▶ **Instructions to follow**: In the records that follow, show each line where the word "Sheikh" is present.

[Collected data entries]
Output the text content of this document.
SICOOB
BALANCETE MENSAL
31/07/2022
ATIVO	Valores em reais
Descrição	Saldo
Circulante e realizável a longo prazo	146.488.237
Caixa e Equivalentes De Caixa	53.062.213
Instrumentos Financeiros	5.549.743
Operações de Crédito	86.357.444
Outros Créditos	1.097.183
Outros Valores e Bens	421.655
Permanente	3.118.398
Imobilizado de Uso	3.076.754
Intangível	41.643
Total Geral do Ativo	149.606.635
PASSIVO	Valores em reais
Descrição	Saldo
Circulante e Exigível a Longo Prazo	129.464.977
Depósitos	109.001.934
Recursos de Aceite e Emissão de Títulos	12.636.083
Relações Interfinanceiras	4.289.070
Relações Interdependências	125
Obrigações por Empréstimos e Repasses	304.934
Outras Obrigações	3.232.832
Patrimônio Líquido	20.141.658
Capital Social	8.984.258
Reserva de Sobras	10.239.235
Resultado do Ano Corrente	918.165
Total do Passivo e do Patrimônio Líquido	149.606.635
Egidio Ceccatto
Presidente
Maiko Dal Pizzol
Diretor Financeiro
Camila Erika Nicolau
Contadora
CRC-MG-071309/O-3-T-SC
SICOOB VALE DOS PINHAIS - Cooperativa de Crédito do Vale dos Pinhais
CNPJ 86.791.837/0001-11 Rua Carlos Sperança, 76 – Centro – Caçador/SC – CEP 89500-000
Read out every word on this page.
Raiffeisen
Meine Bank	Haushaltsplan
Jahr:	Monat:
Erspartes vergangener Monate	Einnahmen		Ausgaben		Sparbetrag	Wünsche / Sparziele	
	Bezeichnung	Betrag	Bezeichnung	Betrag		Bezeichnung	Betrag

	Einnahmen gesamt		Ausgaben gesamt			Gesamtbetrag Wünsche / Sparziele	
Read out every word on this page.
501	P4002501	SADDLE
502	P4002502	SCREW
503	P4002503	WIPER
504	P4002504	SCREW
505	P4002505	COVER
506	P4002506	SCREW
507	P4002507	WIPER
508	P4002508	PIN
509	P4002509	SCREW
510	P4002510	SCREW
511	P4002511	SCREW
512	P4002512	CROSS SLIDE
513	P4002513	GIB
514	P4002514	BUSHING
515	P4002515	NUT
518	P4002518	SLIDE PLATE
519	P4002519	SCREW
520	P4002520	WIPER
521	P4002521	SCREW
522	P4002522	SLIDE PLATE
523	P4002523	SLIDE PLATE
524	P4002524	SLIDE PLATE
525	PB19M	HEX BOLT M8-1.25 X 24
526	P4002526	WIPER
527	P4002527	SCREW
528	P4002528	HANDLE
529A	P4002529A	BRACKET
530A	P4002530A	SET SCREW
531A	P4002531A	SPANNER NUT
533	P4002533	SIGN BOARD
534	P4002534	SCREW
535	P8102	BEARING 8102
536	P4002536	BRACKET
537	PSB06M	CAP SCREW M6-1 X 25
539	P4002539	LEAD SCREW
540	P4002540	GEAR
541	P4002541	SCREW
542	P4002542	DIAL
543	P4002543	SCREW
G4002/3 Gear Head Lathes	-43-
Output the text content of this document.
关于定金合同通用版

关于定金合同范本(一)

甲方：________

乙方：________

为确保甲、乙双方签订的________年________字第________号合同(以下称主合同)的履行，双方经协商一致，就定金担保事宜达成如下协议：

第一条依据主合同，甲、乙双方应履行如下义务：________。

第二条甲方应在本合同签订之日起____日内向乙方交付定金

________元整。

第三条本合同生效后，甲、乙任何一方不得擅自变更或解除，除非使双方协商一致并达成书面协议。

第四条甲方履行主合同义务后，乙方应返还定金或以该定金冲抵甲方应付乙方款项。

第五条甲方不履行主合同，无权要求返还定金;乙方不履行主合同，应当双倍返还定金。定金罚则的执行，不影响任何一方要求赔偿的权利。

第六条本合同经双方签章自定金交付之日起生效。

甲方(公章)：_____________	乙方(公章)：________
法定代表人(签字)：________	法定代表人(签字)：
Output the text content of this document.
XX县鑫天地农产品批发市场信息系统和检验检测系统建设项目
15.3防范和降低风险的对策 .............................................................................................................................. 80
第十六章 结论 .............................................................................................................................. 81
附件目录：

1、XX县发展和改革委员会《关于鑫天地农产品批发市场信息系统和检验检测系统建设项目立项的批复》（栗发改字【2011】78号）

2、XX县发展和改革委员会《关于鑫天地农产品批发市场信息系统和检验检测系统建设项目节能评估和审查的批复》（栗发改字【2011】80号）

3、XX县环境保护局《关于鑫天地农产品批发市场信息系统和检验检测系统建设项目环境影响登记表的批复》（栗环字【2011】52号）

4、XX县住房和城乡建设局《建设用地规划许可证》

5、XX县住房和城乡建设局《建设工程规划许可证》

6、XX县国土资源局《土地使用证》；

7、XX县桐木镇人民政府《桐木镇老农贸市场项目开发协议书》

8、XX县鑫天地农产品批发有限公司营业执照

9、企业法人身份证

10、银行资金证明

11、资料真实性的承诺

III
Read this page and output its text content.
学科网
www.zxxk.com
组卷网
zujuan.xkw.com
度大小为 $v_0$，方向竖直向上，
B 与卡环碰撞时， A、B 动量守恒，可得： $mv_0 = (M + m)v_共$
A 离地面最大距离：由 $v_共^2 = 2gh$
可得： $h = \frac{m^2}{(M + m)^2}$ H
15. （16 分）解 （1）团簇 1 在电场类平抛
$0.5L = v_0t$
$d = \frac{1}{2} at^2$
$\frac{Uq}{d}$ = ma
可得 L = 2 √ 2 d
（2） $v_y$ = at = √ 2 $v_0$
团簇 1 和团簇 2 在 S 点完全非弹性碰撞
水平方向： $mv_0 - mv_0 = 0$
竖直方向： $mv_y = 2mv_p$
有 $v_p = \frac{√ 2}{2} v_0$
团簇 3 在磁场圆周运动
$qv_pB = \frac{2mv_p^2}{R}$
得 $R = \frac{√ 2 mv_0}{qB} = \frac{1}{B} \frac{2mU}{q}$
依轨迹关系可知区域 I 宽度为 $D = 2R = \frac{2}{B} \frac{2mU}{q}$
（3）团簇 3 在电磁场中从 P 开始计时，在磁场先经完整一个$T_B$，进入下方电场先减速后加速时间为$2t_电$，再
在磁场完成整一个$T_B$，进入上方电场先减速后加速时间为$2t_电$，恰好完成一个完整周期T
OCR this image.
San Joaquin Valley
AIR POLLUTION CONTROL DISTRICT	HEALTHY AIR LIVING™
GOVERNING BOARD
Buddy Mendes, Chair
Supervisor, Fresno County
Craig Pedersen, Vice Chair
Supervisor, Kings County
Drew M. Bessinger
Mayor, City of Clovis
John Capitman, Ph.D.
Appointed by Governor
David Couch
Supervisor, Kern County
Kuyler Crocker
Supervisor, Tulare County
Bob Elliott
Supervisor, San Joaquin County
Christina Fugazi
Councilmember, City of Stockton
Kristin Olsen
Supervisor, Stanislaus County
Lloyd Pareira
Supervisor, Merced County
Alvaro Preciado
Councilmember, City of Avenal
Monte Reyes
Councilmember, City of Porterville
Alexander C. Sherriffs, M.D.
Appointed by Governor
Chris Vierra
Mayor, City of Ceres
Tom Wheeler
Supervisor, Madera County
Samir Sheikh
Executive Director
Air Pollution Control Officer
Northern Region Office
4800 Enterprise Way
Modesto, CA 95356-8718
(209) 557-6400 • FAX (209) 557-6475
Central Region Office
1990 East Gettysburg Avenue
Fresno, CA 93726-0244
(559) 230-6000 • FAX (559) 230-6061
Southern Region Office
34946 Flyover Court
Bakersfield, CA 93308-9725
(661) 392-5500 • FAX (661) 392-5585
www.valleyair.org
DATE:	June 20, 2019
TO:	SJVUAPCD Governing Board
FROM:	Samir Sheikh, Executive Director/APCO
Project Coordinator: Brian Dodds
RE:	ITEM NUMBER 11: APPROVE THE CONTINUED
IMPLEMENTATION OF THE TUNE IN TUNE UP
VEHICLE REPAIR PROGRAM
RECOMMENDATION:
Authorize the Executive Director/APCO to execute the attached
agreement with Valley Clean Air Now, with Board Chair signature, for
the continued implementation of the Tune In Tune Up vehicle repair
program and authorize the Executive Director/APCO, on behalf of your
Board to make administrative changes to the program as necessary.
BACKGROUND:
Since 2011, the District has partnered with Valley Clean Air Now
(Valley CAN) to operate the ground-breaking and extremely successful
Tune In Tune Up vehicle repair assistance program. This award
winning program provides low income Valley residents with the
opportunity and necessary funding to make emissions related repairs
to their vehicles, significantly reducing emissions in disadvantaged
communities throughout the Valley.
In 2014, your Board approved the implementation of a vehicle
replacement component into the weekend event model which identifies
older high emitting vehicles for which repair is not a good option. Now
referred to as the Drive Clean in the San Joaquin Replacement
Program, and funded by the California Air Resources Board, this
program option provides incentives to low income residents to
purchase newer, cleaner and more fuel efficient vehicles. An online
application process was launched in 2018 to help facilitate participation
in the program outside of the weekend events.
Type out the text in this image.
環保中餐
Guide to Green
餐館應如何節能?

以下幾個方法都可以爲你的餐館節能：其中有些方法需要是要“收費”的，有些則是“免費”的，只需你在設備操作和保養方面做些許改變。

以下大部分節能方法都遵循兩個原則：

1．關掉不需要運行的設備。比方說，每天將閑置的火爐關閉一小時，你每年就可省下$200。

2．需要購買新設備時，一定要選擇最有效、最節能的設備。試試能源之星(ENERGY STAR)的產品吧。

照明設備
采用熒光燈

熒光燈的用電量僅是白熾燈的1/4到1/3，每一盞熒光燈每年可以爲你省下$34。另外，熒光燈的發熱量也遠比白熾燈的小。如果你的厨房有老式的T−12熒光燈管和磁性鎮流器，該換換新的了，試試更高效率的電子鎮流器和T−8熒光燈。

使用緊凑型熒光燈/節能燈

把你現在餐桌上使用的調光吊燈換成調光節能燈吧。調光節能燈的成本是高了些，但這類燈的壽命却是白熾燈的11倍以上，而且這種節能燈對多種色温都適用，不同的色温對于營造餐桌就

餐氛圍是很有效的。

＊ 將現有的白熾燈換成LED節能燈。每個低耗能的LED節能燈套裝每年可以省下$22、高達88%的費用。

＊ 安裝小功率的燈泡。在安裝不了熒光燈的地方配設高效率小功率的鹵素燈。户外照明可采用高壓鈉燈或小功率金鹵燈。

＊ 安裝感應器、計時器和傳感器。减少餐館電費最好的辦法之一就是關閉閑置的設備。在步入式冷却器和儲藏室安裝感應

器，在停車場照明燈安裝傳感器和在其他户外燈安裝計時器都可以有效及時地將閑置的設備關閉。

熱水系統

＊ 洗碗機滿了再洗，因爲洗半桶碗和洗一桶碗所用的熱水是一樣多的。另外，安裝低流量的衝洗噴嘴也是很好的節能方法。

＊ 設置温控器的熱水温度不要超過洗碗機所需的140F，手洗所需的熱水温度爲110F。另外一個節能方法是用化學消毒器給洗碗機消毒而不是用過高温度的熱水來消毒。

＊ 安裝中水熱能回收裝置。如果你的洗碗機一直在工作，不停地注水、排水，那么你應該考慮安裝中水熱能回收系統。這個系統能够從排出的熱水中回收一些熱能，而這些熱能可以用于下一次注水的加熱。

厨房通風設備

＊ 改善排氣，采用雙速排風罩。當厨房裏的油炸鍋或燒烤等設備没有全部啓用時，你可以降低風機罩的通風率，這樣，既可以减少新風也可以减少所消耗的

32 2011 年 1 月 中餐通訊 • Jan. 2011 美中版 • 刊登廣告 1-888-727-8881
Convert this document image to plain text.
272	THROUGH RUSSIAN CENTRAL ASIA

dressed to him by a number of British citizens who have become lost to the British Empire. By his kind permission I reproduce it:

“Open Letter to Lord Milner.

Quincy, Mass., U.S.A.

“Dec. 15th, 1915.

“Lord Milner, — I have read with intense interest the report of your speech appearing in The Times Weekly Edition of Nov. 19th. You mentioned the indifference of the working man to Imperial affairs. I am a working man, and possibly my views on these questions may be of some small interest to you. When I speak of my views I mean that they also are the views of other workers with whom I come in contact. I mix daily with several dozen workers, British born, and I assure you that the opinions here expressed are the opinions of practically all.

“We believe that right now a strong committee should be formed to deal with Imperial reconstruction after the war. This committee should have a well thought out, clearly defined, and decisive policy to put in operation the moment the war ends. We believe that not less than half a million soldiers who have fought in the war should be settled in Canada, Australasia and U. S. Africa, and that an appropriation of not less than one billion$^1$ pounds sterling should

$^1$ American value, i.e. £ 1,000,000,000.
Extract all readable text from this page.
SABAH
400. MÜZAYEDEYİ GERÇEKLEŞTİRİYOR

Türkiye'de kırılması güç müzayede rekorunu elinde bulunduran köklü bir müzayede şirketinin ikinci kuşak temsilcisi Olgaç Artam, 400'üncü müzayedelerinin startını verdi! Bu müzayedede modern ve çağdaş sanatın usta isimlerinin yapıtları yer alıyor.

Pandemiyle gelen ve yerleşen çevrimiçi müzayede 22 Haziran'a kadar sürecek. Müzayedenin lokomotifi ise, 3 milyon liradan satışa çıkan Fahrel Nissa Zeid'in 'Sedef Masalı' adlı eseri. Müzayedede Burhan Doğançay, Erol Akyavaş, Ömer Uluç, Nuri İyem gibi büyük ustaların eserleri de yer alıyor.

▶ **Result of the exercise**:
Samir Sheikh
FROM:	Samir Sheikh, Executive Director/APCO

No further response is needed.